### Problem details
Please lay out these lines as a Markdown table with the columns "No." and "Line", putting a row number in the first and the line in the second, and skip any blank lines.

(Saved entries)
┄┄┄┄┄┄

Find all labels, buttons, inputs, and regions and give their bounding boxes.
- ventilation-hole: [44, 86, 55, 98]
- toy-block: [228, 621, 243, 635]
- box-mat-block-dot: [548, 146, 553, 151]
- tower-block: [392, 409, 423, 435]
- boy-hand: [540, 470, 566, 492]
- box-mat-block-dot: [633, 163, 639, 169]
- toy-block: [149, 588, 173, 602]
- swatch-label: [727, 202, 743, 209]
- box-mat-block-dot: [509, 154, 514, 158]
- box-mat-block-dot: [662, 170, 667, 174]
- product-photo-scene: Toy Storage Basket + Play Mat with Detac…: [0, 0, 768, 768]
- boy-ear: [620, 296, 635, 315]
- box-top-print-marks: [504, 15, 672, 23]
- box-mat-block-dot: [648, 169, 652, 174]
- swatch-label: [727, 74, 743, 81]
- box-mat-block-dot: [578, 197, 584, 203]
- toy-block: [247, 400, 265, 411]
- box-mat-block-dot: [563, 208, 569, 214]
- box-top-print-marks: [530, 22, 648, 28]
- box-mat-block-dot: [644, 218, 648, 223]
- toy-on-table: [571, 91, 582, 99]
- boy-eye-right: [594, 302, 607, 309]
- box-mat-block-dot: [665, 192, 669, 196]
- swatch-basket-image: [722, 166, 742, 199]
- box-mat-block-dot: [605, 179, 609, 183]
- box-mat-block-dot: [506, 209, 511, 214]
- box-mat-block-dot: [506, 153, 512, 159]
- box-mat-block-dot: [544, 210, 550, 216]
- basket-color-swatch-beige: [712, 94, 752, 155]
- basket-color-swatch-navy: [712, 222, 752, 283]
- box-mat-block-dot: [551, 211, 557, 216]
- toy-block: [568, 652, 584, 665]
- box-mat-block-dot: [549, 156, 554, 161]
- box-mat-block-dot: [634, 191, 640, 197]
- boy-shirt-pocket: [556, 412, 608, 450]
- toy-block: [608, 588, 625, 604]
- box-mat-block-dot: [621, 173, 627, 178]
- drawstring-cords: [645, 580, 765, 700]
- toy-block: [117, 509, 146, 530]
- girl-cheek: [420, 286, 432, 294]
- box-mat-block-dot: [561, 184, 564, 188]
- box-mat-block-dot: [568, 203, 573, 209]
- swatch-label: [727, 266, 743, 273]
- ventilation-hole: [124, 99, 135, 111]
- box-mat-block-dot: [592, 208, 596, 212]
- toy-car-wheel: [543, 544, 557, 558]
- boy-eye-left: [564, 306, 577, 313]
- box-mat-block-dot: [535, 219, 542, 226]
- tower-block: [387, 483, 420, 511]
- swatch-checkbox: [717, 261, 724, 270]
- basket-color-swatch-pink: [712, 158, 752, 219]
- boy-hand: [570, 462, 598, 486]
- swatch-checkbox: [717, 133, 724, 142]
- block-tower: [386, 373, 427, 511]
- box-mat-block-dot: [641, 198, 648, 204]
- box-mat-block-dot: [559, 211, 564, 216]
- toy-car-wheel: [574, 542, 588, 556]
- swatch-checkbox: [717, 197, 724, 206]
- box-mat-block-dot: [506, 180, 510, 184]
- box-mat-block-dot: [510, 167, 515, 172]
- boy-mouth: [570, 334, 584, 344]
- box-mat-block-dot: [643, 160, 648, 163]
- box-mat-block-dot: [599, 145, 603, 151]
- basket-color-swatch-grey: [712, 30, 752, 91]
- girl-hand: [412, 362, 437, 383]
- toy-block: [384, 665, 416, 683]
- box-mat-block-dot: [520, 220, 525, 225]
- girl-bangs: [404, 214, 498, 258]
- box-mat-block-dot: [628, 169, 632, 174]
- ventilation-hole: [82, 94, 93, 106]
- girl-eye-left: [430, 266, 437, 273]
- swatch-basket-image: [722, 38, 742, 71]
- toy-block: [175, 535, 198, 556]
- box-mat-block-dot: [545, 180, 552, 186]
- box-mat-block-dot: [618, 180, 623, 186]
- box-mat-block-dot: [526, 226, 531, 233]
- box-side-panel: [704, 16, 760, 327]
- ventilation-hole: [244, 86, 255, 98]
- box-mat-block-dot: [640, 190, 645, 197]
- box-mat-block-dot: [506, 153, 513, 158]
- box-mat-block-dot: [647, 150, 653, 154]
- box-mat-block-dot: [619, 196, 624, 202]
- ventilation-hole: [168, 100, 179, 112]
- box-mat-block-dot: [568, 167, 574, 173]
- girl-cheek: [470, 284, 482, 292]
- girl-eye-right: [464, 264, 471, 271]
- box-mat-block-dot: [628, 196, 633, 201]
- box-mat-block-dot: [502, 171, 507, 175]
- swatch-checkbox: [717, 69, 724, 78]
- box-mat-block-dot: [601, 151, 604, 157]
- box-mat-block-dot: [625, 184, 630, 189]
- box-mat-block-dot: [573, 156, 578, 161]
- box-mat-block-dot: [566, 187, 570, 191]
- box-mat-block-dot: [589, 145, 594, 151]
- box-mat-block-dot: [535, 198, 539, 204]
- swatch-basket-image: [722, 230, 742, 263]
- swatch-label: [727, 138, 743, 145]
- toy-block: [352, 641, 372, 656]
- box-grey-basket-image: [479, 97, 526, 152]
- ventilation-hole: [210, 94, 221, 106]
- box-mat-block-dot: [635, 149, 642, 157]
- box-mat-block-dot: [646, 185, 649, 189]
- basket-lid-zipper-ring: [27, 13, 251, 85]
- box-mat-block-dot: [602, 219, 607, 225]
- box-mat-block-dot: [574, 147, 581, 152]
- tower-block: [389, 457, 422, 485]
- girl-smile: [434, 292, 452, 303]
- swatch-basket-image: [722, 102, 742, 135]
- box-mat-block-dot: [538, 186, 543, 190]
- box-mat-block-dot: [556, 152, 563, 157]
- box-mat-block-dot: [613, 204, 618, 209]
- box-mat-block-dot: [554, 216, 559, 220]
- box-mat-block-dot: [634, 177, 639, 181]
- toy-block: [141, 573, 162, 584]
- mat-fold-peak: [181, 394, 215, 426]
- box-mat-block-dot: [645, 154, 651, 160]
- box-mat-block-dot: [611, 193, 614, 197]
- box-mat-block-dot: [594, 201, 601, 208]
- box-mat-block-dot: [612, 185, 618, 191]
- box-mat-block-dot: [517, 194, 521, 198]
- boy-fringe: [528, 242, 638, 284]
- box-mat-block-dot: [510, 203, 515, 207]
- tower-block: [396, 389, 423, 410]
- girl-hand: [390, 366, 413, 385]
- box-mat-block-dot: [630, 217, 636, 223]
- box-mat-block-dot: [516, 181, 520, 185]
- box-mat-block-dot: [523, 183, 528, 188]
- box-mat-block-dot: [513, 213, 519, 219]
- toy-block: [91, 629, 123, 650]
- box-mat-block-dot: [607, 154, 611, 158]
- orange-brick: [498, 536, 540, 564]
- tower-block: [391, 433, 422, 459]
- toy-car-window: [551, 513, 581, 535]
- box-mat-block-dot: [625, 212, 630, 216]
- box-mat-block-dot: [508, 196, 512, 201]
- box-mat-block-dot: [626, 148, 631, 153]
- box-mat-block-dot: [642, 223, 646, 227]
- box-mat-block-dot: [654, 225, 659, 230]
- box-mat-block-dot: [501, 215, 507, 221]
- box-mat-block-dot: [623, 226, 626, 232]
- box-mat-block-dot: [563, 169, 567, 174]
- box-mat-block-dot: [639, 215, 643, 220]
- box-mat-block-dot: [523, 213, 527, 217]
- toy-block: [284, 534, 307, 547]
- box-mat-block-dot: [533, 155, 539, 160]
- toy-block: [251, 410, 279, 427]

┄┄┄┄┄┄

### Task output
| No. | Line |
|---|---|
| 1 | Find all labels, buttons, inputs, and regions and give their bounding boxes. |
| 2 | - ventilation-hole: [44, 86, 55, 98] |
| 3 | - toy-block: [228, 621, 243, 635] |
| 4 | - box-mat-block-dot: [548, 146, 553, 151] |
| 5 | - tower-block: [392, 409, 423, 435] |
| 6 | - boy-hand: [540, 470, 566, 492] |
| 7 | - box-mat-block-dot: [633, 163, 639, 169] |
| 8 | - toy-block: [149, 588, 173, 602] |
| 9 | - swatch-label: [727, 202, 743, 209] |
| 10 | - box-mat-block-dot: [509, 154, 514, 158] |
| 11 | - box-mat-block-dot: [662, 170, 667, 174] |
| 12 | - product-photo-scene: Toy Storage Basket + Play Mat with Detac…: [0, 0, 768, 768] |
| 13 | - boy-ear: [620, 296, 635, 315] |
| 14 | - box-top-print-marks: [504, 15, 672, 23] |
| 15 | - box-mat-block-dot: [648, 169, 652, 174] |
| 16 | - swatch-label: [727, 74, 743, 81] |
| 17 | - box-mat-block-dot: [578, 197, 584, 203] |
| 18 | - toy-block: [247, 400, 265, 411] |
| 19 | - box-mat-block-dot: [563, 208, 569, 214] |
| 20 | - box-top-print-marks: [530, 22, 648, 28] |
| 21 | - box-mat-block-dot: [644, 218, 648, 223] |
| 22 | - toy-on-table: [571, 91, 582, 99] |
| 23 | - boy-eye-right: [594, 302, 607, 309] |
| 24 | - box-mat-block-dot: [665, 192, 669, 196] |
| 25 | - swatch-basket-image: [722, 166, 742, 199] |
| 26 | - box-mat-block-dot: [605, 179, 609, 183] |
| 27 | - box-mat-block-dot: [506, 209, 511, 214] |
| 28 | - box-mat-block-dot: [506, 153, 512, 159] |
| 29 | - box-mat-block-dot: [544, 210, 550, 216] |
| 30 | - basket-color-swatch-beige: [712, 94, 752, 155] |
| 31 | - basket-color-swatch-navy: [712, 222, 752, 283] |
| 32 | - box-mat-block-dot: [551, 211, 557, 216] |
| 33 | - toy-block: [568, 652, 584, 665] |
| 34 | - box-mat-block-dot: [549, 156, 554, 161] |
| 35 | - box-mat-block-dot: [634, 191, 640, 197] |
| 36 | - boy-shirt-pocket: [556, 412, 608, 450] |
| 37 | - toy-block: [608, 588, 625, 604] |
| 38 | - box-mat-block-dot: [621, 173, 627, 178] |
| 39 | - drawstring-cords: [645, 580, 765, 700] |
| 40 | - toy-block: [117, 509, 146, 530] |
| 41 | - girl-cheek: [420, 286, 432, 294] |
| 42 | - box-mat-block-dot: [561, 184, 564, 188] |
| 43 | - box-mat-block-dot: [568, 203, 573, 209] |
| 44 | - swatch-label: [727, 266, 743, 273] |
| 45 | - ventilation-hole: [124, 99, 135, 111] |
| 46 | - box-mat-block-dot: [592, 208, 596, 212] |
| 47 | - toy-car-wheel: [543, 544, 557, 558] |
| 48 | - boy-eye-left: [564, 306, 577, 313] |
| 49 | - box-mat-block-dot: [535, 219, 542, 226] |
| 50 | - tower-block: [387, 483, 420, 511] |
| 51 | - swatch-checkbox: [717, 261, 724, 270] |
| 52 | - basket-color-swatch-pink: [712, 158, 752, 219] |
| 53 | - boy-hand: [570, 462, 598, 486] |
| 54 | - swatch-checkbox: [717, 133, 724, 142] |
| 55 | - block-tower: [386, 373, 427, 511] |
| 56 | - box-mat-block-dot: [641, 198, 648, 204] |
| 57 | - box-mat-block-dot: [559, 211, 564, 216] |
| 58 | - toy-car-wheel: [574, 542, 588, 556] |
| 59 | - swatch-checkbox: [717, 197, 724, 206] |
| 60 | - box-mat-block-dot: [506, 180, 510, 184] |
| 61 | - box-mat-block-dot: [510, 167, 515, 172] |
| 62 | - boy-mouth: [570, 334, 584, 344] |
| 63 | - box-mat-block-dot: [643, 160, 648, 163] |
| 64 | - box-mat-block-dot: [599, 145, 603, 151] |
| 65 | - basket-color-swatch-grey: [712, 30, 752, 91] |
| 66 | - girl-hand: [412, 362, 437, 383] |
| 67 | - toy-block: [384, 665, 416, 683] |
| 68 | - box-mat-block-dot: [520, 220, 525, 225] |
| 69 | - girl-bangs: [404, 214, 498, 258] |
| 70 | - box-mat-block-dot: [628, 169, 632, 174] |
| 71 | - ventilation-hole: [82, 94, 93, 106] |
| 72 | - girl-eye-left: [430, 266, 437, 273] |
| 73 | - swatch-basket-image: [722, 38, 742, 71] |
| 74 | - toy-block: [175, 535, 198, 556] |
| 75 | - box-mat-block-dot: [545, 180, 552, 186] |
| 76 | - box-mat-block-dot: [618, 180, 623, 186] |
| 77 | - box-mat-block-dot: [526, 226, 531, 233] |
| 78 | - box-side-panel: [704, 16, 760, 327] |
| 79 | - ventilation-hole: [244, 86, 255, 98] |
| 80 | - box-mat-block-dot: [640, 190, 645, 197] |
| 81 | - box-mat-block-dot: [506, 153, 513, 158] |
| 82 | - box-mat-block-dot: [647, 150, 653, 154] |
| 83 | - box-mat-block-dot: [619, 196, 624, 202] |
| 84 | - ventilation-hole: [168, 100, 179, 112] |
| 85 | - box-mat-block-dot: [568, 167, 574, 173] |
| 86 | - girl-cheek: [470, 284, 482, 292] |
| 87 | - girl-eye-right: [464, 264, 471, 271] |
| 88 | - box-mat-block-dot: [628, 196, 633, 201] |
| 89 | - box-mat-block-dot: [502, 171, 507, 175] |
| 90 | - swatch-checkbox: [717, 69, 724, 78] |
| 91 | - box-mat-block-dot: [601, 151, 604, 157] |
| 92 | - box-mat-block-dot: [625, 184, 630, 189] |
| 93 | - box-mat-block-dot: [573, 156, 578, 161] |
| 94 | - box-mat-block-dot: [566, 187, 570, 191] |
| 95 | - box-mat-block-dot: [589, 145, 594, 151] |
| 96 | - box-mat-block-dot: [535, 198, 539, 204] |
| 97 | - swatch-basket-image: [722, 230, 742, 263] |
| 98 | - swatch-label: [727, 138, 743, 145] |
| 99 | - toy-block: [352, 641, 372, 656] |
| 100 | - box-grey-basket-image: [479, 97, 526, 152] |
| 101 | - ventilation-hole: [210, 94, 221, 106] |
| 102 | - box-mat-block-dot: [635, 149, 642, 157] |
| 103 | - box-mat-block-dot: [646, 185, 649, 189] |
| 104 | - basket-lid-zipper-ring: [27, 13, 251, 85] |
| 105 | - box-mat-block-dot: [602, 219, 607, 225] |
| 106 | - box-mat-block-dot: [574, 147, 581, 152] |
| 107 | - tower-block: [389, 457, 422, 485] |
| 108 | - girl-smile: [434, 292, 452, 303] |
| 109 | - swatch-basket-image: [722, 102, 742, 135] |
| 110 | - box-mat-block-dot: [538, 186, 543, 190] |
| 111 | - box-mat-block-dot: [556, 152, 563, 157] |
| 112 | - box-mat-block-dot: [613, 204, 618, 209] |
| 113 | - box-mat-block-dot: [554, 216, 559, 220] |
| 114 | - box-mat-block-dot: [634, 177, 639, 181] |
| 115 | - toy-block: [141, 573, 162, 584] |
| 116 | - mat-fold-peak: [181, 394, 215, 426] |
| 117 | - box-mat-block-dot: [645, 154, 651, 160] |
| 118 | - box-mat-block-dot: [611, 193, 614, 197] |
| 119 | - box-mat-block-dot: [594, 201, 601, 208] |
| 120 | - box-mat-block-dot: [612, 185, 618, 191] |
| 121 | - box-mat-block-dot: [517, 194, 521, 198] |
| 122 | - boy-fringe: [528, 242, 638, 284] |
| 123 | - box-mat-block-dot: [510, 203, 515, 207] |
| 124 | - tower-block: [396, 389, 423, 410] |
| 125 | - girl-hand: [390, 366, 413, 385] |
| 126 | - box-mat-block-dot: [630, 217, 636, 223] |
| 127 | - box-mat-block-dot: [516, 181, 520, 185] |
| 128 | - box-mat-block-dot: [523, 183, 528, 188] |
| 129 | - box-mat-block-dot: [513, 213, 519, 219] |
| 130 | - toy-block: [91, 629, 123, 650] |
| 131 | - box-mat-block-dot: [607, 154, 611, 158] |
| 132 | - orange-brick: [498, 536, 540, 564] |
| 133 | - tower-block: [391, 433, 422, 459] |
| 134 | - toy-car-window: [551, 513, 581, 535] |
| 135 | - box-mat-block-dot: [625, 212, 630, 216] |
| 136 | - box-mat-block-dot: [508, 196, 512, 201] |
| 137 | - box-mat-block-dot: [626, 148, 631, 153] |
| 138 | - box-mat-block-dot: [642, 223, 646, 227] |
| 139 | - box-mat-block-dot: [654, 225, 659, 230] |
| 140 | - box-mat-block-dot: [501, 215, 507, 221] |
| 141 | - box-mat-block-dot: [623, 226, 626, 232] |
| 142 | - box-mat-block-dot: [563, 169, 567, 174] |
| 143 | - box-mat-block-dot: [639, 215, 643, 220] |
| 144 | - box-mat-block-dot: [523, 213, 527, 217] |
| 145 | - toy-block: [284, 534, 307, 547] |
| 146 | - box-mat-block-dot: [533, 155, 539, 160] |
| 147 | - toy-block: [251, 410, 279, 427] |